---------- DATA ENTRIES

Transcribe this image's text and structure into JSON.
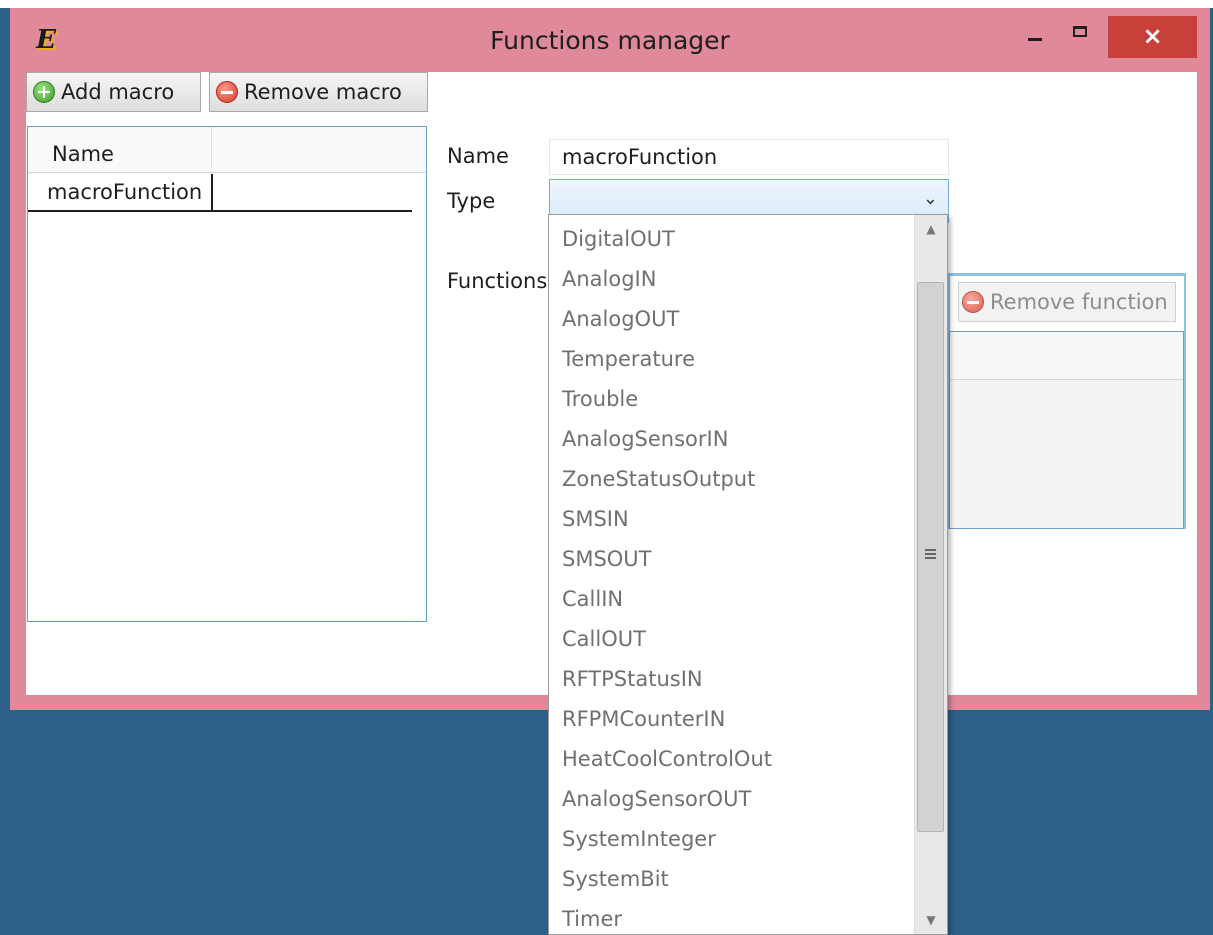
{
  "window": {
    "title": "Functions manager",
    "app_icon": "E",
    "controls": {
      "minimize": "minimize-icon",
      "maximize": "maximize-icon",
      "close": "×"
    }
  },
  "toolbar": {
    "add_macro": "Add macro",
    "remove_macro": "Remove macro"
  },
  "macro_list": {
    "header": "Name",
    "rows": [
      "macroFunction"
    ]
  },
  "form": {
    "name_label": "Name",
    "name_value": "macroFunction",
    "type_label": "Type",
    "type_value": "",
    "functions_label": "Functions",
    "remove_function": "Remove function"
  },
  "type_options": [
    "DigitalOUT",
    "AnalogIN",
    "AnalogOUT",
    "Temperature",
    "Trouble",
    "AnalogSensorIN",
    "ZoneStatusOutput",
    "SMSIN",
    "SMSOUT",
    "CallIN",
    "CallOUT",
    "RFTPStatusIN",
    "RFPMCounterIN",
    "HeatCoolControlOut",
    "AnalogSensorOUT",
    "SystemInteger",
    "SystemBit",
    "Timer"
  ],
  "colors": {
    "titlebar": "#e0899a",
    "desktop": "#2d6089",
    "close_button": "#c8403a",
    "accent_border": "#6e9ccb"
  }
}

--------------------

**GIVEN INSTRUCTION**.
Write out every line of the entries that holds the word "Functions".

**COMPLETED TASK**.
    "title": "Functions manager",
    "functions_label": "Functions",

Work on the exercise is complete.